Recorded data =
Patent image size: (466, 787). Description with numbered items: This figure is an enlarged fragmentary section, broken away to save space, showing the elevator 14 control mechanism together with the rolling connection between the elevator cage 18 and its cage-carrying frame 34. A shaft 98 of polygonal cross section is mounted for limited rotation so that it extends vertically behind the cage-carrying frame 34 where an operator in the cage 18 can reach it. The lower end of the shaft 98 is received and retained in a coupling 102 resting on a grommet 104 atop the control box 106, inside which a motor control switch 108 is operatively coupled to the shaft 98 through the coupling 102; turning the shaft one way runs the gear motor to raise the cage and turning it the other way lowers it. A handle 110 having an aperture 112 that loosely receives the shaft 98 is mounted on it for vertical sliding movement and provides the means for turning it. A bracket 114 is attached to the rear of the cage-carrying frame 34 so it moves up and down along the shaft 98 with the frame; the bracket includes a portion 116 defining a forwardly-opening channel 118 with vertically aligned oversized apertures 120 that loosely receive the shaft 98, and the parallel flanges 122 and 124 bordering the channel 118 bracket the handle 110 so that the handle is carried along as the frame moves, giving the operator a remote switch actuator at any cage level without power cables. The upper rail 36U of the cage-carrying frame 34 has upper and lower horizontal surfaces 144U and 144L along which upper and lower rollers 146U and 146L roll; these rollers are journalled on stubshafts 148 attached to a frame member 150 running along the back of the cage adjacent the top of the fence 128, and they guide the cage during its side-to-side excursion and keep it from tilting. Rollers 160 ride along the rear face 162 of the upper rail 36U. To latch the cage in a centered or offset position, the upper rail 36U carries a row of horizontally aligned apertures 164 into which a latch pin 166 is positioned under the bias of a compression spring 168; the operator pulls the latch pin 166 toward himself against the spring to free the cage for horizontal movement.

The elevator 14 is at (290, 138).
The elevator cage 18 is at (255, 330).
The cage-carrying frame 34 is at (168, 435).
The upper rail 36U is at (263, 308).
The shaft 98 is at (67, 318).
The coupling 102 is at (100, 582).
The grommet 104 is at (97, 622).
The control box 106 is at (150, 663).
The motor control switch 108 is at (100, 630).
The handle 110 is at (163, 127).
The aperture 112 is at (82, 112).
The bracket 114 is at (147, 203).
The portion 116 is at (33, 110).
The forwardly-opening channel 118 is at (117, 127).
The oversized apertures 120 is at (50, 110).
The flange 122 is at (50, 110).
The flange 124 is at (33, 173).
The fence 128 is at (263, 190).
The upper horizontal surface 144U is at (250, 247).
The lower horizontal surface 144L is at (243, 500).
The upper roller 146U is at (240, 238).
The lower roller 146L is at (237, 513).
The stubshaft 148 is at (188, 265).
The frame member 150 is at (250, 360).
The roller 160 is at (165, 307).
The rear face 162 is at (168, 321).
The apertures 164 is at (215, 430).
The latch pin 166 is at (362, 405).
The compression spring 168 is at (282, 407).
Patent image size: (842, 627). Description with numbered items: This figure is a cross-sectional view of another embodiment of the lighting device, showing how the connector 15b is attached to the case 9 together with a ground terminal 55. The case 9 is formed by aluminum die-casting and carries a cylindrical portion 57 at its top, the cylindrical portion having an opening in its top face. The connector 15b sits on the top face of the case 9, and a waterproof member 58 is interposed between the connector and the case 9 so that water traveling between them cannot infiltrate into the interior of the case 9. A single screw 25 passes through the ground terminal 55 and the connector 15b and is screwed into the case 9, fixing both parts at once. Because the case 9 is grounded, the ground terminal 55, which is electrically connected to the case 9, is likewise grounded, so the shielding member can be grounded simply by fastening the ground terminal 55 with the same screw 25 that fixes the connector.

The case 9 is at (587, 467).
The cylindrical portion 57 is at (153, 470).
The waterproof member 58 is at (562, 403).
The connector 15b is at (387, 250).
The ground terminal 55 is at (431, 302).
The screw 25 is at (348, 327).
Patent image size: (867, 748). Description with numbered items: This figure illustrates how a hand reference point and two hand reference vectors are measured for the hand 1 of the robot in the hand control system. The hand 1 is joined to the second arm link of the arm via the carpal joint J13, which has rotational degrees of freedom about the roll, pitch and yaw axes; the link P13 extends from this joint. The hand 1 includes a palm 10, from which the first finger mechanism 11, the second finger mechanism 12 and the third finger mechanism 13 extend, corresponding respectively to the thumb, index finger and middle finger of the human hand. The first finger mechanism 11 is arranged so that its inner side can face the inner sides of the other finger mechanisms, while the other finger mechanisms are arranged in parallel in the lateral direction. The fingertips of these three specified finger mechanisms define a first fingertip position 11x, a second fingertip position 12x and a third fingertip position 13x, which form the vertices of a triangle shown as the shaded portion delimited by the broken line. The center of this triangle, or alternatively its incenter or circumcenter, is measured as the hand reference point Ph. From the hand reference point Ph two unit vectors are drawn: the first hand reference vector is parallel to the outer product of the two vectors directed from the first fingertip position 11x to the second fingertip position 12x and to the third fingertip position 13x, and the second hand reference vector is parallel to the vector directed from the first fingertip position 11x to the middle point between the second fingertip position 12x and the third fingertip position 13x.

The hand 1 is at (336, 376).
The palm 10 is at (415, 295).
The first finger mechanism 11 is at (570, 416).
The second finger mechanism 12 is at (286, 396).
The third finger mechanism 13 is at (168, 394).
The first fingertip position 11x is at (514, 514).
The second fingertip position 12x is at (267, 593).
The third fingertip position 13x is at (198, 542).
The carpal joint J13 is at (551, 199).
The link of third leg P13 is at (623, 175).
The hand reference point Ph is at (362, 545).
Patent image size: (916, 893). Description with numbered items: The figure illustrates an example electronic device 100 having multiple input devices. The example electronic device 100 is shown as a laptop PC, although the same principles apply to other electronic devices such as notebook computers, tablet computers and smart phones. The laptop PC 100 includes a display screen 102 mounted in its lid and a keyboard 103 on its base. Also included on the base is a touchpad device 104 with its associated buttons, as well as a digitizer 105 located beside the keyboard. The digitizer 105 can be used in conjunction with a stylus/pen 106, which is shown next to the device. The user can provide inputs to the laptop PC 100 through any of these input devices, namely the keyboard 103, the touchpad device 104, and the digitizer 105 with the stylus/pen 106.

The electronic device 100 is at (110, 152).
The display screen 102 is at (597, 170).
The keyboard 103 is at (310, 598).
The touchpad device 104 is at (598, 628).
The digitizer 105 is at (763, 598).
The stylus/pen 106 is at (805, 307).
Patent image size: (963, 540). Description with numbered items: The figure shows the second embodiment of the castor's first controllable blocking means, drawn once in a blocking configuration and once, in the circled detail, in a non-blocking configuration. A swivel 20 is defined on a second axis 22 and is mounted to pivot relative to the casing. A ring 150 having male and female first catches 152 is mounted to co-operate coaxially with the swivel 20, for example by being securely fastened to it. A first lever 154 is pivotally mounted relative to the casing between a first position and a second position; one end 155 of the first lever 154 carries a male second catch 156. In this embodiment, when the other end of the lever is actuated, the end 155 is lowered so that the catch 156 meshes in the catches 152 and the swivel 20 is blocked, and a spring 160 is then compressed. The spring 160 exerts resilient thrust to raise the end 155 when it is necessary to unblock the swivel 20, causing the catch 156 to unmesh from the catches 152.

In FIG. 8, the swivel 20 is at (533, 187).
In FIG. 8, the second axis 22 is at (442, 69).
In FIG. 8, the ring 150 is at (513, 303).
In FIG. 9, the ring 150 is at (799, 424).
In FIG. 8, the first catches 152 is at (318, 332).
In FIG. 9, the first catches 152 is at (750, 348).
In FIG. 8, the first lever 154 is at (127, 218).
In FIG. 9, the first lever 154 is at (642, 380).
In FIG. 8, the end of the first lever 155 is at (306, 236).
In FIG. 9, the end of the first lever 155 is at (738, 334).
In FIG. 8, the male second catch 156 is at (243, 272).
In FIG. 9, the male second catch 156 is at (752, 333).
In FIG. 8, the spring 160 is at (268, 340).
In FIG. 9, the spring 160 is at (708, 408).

What needs to be done = Arrange all of the entries above as a numbered list, omitting the blank lines.

Output for this exercise =
1. Patent image size: (466, 787). Description with numbered items: This figure is an enlarged fragmentary section, broken away to save space, showing the elevator 14 control mechanism together with the rolling connection between the elevator cage 18 and its cage-carrying frame 34. A shaft 98 of polygonal cross section is mounted for limited rotation so that it extends vertically behind the cage-carrying frame 34 where an operator in the cage 18 can reach it. The lower end of the shaft 98 is received and retained in a coupling 102 resting on a grommet 104 atop the control box 106, inside which a motor control switch 108 is operatively coupled to the shaft 98 through the coupling 102; turning the shaft one way runs the gear motor to raise the cage and turning it the other way lowers it. A handle 110 having an aperture 112 that loosely receives the shaft 98 is mounted on it for vertical sliding movement and provides the means for turning it. A bracket 114 is attached to the rear of the cage-carrying frame 34 so it moves up and down along the shaft 98 with the frame; the bracket includes a portion 116 defining a forwardly-opening channel 118 with vertically aligned oversized apertures 120 that loosely receive the shaft 98, and the parallel flanges 122 and 124 bordering the channel 118 bracket the handle 110 so that the handle is carried along as the frame moves, giving the operator a remote switch actuator at any cage level without power cables. The upper rail 36U of the cage-carrying frame 34 has upper and lower horizontal surfaces 144U and 144L along which upper and lower rollers 146U and 146L roll; these rollers are journalled on stubshafts 148 attached to a frame member 150 running along the back of the cage adjacent the top of the fence 128, and they guide the cage during its side-to-side excursion and keep it from tilting. Rollers 160 ride along the rear face 162 of the upper rail 36U. To latch the cage in a centered or offset position, the upper rail 36U carries a row of horizontally aligned apertures 164 into which a latch pin 166 is positioned under the bias of a compression spring 168; the operator pulls the latch pin 166 toward himself against the spring to free the cage for horizontal movement.
2. The elevator 14 is at (290, 138).
3. The elevator cage 18 is at (255, 330).
4. The cage-carrying frame 34 is at (168, 435).
5. The upper rail 36U is at (263, 308).
6. The shaft 98 is at (67, 318).
7. The coupling 102 is at (100, 582).
8. The grommet 104 is at (97, 622).
9. The control box 106 is at (150, 663).
10. The motor control switch 108 is at (100, 630).
11. The handle 110 is at (163, 127).
12. The aperture 112 is at (82, 112).
13. The bracket 114 is at (147, 203).
14. The portion 116 is at (33, 110).
15. The forwardly-opening channel 118 is at (117, 127).
16. The oversized apertures 120 is at (50, 110).
17. The flange 122 is at (50, 110).
18. The flange 124 is at (33, 173).
19. The fence 128 is at (263, 190).
20. The upper horizontal surface 144U is at (250, 247).
21. The lower horizontal surface 144L is at (243, 500).
22. The upper roller 146U is at (240, 238).
23. The lower roller 146L is at (237, 513).
24. The stubshaft 148 is at (188, 265).
25. The frame member 150 is at (250, 360).
26. The roller 160 is at (165, 307).
27. The rear face 162 is at (168, 321).
28. The apertures 164 is at (215, 430).
29. The latch pin 166 is at (362, 405).
30. The compression spring 168 is at (282, 407).
31. Patent image size: (842, 627). Description with numbered items: This figure is a cross-sectional view of another embodiment of the lighting device, showing how the connector 15b is attached to the case 9 together with a ground terminal 55. The case 9 is formed by aluminum die-casting and carries a cylindrical portion 57 at its top, the cylindrical portion having an opening in its top face. The connector 15b sits on the top face of the case 9, and a waterproof member 58 is interposed between the connector and the case 9 so that water traveling between them cannot infiltrate into the interior of the case 9. A single screw 25 passes through the ground terminal 55 and the connector 15b and is screwed into the case 9, fixing both parts at once. Because the case 9 is grounded, the ground terminal 55, which is electrically connected to the case 9, is likewise grounded, so the shielding member can be grounded simply by fastening the ground terminal 55 with the same screw 25 that fixes the connector.
32. The case 9 is at (587, 467).
33. The cylindrical portion 57 is at (153, 470).
34. The waterproof member 58 is at (562, 403).
35. The connector 15b is at (387, 250).
36. The ground terminal 55 is at (431, 302).
37. The screw 25 is at (348, 327).
38. Patent image size: (867, 748). Description with numbered items: This figure illustrates how a hand reference point and two hand reference vectors are measured for the hand 1 of the robot in the hand control system. The hand 1 is joined to the second arm link of the arm via the carpal joint J13, which has rotational degrees of freedom about the roll, pitch and yaw axes; the link P13 extends from this joint. The hand 1 includes a palm 10, from which the first finger mechanism 11, the second finger mechanism 12 and the third finger mechanism 13 extend, corresponding respectively to the thumb, index finger and middle finger of the human hand. The first finger mechanism 11 is arranged so that its inner side can face the inner sides of the other finger mechanisms, while the other finger mechanisms are arranged in parallel in the lateral direction. The fingertips of these three specified finger mechanisms define a first fingertip position 11x, a second fingertip position 12x and a third fingertip position 13x, which form the vertices of a triangle shown as the shaded portion delimited by the broken line. The center of this triangle, or alternatively its incenter or circumcenter, is measured as the hand reference point Ph. From the hand reference point Ph two unit vectors are drawn: the first hand reference vector is parallel to the outer product of the two vectors directed from the first fingertip position 11x to the second fingertip position 12x and to the third fingertip position 13x, and the second hand reference vector is parallel to the vector directed from the first fingertip position 11x to the middle point between the second fingertip position 12x and the third fingertip position 13x.
39. The hand 1 is at (336, 376).
40. The palm 10 is at (415, 295).
41. The first finger mechanism 11 is at (570, 416).
42. The second finger mechanism 12 is at (286, 396).
43. The third finger mechanism 13 is at (168, 394).
44. The first fingertip position 11x is at (514, 514).
45. The second fingertip position 12x is at (267, 593).
46. The third fingertip position 13x is at (198, 542).
47. The carpal joint J13 is at (551, 199).
48. The link of third leg P13 is at (623, 175).
49. The hand reference point Ph is at (362, 545).
50. Patent image size: (916, 893). Description with numbered items: The figure illustrates an example electronic device 100 having multiple input devices. The example electronic device 100 is shown as a laptop PC, although the same principles apply to other electronic devices such as notebook computers, tablet computers and smart phones. The laptop PC 100 includes a display screen 102 mounted in its lid and a keyboard 103 on its base. Also included on the base is a touchpad device 104 with its associated buttons, as well as a digitizer 105 located beside the keyboard. The digitizer 105 can be used in conjunction with a stylus/pen 106, which is shown next to the device. The user can provide inputs to the laptop PC 100 through any of these input devices, namely the keyboard 103, the touchpad device 104, and the digitizer 105 with the stylus/pen 106.
51. The electronic device 100 is at (110, 152).
52. The display screen 102 is at (597, 170).
53. The keyboard 103 is at (310, 598).
54. The touchpad device 104 is at (598, 628).
55. The digitizer 105 is at (763, 598).
56. The stylus/pen 106 is at (805, 307).
57. Patent image size: (963, 540). Description with numbered items: The figure shows the second embodiment of the castor's first controllable blocking means, drawn once in a blocking configuration and once, in the circled detail, in a non-blocking configuration. A swivel 20 is defined on a second axis 22 and is mounted to pivot relative to the casing. A ring 150 having male and female first catches 152 is mounted to co-operate coaxially with the swivel 20, for example by being securely fastened to it. A first lever 154 is pivotally mounted relative to the casing between a first position and a second position; one end 155 of the first lever 154 carries a male second catch 156. In this embodiment, when the other end of the lever is actuated, the end 155 is lowered so that the catch 156 meshes in the catches 152 and the swivel 20 is blocked, and a spring 160 is then compressed. The spring 160 exerts resilient thrust to raise the end 155 when it is necessary to unblock the swivel 20, causing the catch 156 to unmesh from the catches 152.
58. In FIG. 8, the swivel 20 is at (533, 187).
59. In FIG. 8, the second axis 22 is at (442, 69).
60. In FIG. 8, the ring 150 is at (513, 303).
61. In FIG. 9, the ring 150 is at (799, 424).
62. In FIG. 8, the first catches 152 is at (318, 332).
63. In FIG. 9, the first catches 152 is at (750, 348).
64. In FIG. 8, the first lever 154 is at (127, 218).
65. In FIG. 9, the first lever 154 is at (642, 380).
66. In FIG. 8, the end of the first lever 155 is at (306, 236).
67. In FIG. 9, the end of the first lever 155 is at (738, 334).
68. In FIG. 8, the male second catch 156 is at (243, 272).
69. In FIG. 9, the male second catch 156 is at (752, 333).
70. In FIG. 8, the spring 160 is at (268, 340).
71. In FIG. 9, the spring 160 is at (708, 408).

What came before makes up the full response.